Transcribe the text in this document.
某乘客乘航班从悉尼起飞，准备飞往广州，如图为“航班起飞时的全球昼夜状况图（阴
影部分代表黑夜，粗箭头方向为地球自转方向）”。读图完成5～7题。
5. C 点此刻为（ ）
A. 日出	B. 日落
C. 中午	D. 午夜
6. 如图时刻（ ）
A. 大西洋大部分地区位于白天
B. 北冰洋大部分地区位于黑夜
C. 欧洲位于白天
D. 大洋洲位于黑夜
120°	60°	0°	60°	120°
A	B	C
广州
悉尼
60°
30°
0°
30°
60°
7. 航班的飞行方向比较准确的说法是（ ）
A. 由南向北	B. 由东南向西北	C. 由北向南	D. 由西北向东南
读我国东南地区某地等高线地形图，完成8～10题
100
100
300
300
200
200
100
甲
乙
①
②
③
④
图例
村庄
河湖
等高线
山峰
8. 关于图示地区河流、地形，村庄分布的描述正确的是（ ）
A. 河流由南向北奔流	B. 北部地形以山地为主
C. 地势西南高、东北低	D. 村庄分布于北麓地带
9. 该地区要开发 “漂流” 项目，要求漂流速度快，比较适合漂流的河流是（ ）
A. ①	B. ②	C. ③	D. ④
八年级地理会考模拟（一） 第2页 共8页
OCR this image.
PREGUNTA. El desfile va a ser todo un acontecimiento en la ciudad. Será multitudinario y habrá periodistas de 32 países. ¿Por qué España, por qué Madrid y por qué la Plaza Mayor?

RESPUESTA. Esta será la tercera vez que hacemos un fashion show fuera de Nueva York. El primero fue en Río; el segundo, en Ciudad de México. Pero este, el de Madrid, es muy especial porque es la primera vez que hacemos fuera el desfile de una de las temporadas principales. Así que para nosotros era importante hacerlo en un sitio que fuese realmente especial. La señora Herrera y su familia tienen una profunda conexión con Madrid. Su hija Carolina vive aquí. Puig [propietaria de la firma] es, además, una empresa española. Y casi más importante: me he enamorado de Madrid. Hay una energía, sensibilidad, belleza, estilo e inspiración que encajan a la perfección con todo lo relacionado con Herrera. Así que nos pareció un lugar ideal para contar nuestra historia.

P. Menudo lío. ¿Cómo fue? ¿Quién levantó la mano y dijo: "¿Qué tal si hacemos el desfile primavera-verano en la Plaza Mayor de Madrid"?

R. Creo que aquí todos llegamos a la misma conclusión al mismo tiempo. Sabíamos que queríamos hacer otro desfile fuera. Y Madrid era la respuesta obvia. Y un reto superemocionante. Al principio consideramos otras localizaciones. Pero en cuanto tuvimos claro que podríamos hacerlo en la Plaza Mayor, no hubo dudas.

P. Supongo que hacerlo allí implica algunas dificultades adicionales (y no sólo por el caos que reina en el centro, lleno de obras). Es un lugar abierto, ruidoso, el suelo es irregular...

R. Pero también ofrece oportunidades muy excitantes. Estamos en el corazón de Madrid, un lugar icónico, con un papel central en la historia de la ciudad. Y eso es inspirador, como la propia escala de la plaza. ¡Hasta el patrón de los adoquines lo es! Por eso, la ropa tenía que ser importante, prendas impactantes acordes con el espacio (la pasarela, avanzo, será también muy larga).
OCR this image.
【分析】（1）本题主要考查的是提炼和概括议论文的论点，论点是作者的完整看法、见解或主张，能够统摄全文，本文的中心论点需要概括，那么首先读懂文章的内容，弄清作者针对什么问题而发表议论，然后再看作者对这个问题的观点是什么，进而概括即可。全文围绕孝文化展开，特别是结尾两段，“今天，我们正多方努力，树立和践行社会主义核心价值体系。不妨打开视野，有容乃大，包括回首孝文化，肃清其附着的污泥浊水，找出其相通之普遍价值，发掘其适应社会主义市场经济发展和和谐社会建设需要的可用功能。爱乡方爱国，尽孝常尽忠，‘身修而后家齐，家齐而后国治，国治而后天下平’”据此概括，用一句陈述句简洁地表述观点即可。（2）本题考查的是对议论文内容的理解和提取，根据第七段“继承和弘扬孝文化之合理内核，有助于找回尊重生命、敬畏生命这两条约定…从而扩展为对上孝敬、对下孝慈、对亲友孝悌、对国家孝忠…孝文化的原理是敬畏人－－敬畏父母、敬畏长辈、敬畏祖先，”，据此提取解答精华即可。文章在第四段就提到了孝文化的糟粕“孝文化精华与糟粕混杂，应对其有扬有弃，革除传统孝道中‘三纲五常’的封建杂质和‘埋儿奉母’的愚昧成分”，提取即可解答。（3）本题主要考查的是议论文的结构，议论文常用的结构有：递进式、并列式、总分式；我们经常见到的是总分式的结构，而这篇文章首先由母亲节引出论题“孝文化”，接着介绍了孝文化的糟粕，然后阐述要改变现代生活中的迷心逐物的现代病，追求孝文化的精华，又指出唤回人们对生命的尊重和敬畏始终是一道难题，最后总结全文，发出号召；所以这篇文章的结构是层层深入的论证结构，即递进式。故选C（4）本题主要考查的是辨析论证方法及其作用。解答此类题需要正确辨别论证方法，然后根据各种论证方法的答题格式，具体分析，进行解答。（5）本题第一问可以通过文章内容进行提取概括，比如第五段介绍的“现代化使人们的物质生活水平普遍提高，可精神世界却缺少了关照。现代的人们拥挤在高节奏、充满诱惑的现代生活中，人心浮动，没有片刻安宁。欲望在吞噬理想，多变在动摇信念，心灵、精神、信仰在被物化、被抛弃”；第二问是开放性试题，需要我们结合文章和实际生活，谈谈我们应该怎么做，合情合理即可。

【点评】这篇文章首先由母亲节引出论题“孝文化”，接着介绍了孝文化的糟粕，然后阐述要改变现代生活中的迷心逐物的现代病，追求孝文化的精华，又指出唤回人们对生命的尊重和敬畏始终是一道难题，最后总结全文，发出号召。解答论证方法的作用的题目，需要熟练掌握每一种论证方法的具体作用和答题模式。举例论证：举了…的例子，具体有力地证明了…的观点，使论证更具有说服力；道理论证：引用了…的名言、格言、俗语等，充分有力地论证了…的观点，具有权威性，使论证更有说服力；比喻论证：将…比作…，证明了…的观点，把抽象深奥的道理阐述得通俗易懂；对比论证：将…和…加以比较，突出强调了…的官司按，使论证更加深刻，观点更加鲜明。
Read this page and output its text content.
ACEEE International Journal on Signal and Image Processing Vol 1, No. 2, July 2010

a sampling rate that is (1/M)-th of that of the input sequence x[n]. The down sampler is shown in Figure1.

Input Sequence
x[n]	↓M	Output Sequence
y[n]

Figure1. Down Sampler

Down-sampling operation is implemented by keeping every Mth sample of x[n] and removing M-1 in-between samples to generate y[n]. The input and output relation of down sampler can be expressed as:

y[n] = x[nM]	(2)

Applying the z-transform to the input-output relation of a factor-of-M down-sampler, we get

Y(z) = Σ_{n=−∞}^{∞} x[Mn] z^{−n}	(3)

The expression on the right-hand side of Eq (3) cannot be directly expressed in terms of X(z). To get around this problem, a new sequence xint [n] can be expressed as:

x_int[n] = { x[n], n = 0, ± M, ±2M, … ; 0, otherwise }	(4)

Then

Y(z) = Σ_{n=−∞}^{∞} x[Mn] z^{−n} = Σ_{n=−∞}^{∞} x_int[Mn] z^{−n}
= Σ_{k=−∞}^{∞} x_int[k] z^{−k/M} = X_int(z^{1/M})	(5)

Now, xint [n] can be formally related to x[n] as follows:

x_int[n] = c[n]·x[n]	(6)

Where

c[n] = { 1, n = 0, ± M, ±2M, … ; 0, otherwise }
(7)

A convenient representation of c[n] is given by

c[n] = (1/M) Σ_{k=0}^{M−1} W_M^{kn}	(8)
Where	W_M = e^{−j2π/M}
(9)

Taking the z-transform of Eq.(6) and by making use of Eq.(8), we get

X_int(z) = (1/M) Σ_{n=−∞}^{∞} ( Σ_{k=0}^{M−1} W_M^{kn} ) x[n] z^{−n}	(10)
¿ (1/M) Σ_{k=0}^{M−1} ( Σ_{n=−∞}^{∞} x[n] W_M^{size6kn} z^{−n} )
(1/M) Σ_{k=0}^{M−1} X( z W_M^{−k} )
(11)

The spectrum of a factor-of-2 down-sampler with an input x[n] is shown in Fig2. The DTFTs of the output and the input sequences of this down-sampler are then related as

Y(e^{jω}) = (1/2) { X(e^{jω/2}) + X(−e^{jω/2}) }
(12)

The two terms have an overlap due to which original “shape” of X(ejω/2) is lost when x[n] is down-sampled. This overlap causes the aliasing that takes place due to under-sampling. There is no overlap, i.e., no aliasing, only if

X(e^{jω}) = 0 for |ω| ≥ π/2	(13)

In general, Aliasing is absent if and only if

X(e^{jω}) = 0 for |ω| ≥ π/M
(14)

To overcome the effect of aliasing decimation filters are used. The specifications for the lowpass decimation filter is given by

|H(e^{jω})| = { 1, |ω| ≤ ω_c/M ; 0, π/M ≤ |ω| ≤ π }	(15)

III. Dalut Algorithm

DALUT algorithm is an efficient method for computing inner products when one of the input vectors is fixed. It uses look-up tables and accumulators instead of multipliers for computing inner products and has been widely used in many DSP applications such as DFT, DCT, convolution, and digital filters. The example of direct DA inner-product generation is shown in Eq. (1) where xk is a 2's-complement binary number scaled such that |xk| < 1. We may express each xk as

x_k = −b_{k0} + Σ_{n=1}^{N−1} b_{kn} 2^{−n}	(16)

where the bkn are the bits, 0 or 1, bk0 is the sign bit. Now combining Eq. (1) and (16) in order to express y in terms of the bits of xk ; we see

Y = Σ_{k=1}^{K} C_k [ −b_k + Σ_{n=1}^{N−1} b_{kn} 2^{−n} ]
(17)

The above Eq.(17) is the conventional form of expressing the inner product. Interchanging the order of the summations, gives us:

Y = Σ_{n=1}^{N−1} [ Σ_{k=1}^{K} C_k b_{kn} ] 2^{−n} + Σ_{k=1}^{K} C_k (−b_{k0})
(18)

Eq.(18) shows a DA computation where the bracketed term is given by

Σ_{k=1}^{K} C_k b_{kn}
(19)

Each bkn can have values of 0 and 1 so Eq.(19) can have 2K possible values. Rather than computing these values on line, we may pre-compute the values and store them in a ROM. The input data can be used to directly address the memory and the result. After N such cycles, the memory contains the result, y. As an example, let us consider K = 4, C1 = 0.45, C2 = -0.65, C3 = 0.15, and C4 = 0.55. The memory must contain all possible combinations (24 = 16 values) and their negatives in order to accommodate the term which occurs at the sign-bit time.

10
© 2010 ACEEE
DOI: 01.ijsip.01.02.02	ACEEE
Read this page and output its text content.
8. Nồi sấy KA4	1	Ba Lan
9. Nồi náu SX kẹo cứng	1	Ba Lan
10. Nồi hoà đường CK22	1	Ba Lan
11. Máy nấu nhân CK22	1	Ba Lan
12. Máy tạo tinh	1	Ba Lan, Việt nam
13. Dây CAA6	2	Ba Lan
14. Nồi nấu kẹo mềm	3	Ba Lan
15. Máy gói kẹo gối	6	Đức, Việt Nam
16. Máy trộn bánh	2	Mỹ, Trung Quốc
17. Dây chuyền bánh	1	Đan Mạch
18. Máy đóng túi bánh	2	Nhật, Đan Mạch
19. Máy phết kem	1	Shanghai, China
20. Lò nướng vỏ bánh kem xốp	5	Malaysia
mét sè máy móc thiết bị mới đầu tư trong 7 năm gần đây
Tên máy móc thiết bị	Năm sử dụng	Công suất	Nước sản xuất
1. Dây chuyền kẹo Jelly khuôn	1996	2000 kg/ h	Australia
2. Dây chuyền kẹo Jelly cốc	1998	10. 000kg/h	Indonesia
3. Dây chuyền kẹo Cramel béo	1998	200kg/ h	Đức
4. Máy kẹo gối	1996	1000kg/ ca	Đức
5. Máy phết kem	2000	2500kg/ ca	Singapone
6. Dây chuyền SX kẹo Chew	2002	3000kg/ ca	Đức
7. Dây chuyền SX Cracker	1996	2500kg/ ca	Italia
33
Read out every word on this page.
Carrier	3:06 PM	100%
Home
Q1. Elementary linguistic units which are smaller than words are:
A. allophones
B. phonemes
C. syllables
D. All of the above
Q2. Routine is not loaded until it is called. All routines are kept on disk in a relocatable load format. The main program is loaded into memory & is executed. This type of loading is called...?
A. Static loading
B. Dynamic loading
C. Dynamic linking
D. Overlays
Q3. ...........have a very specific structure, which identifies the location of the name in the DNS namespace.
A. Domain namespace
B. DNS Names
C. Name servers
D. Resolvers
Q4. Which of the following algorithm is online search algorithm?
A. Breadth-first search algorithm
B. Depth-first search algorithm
——————————
* **WORK TO BE COMPLETED**
Determine how many lines include the string "first". Give no answer but the number.

* **EXERCISE ANSWER**
2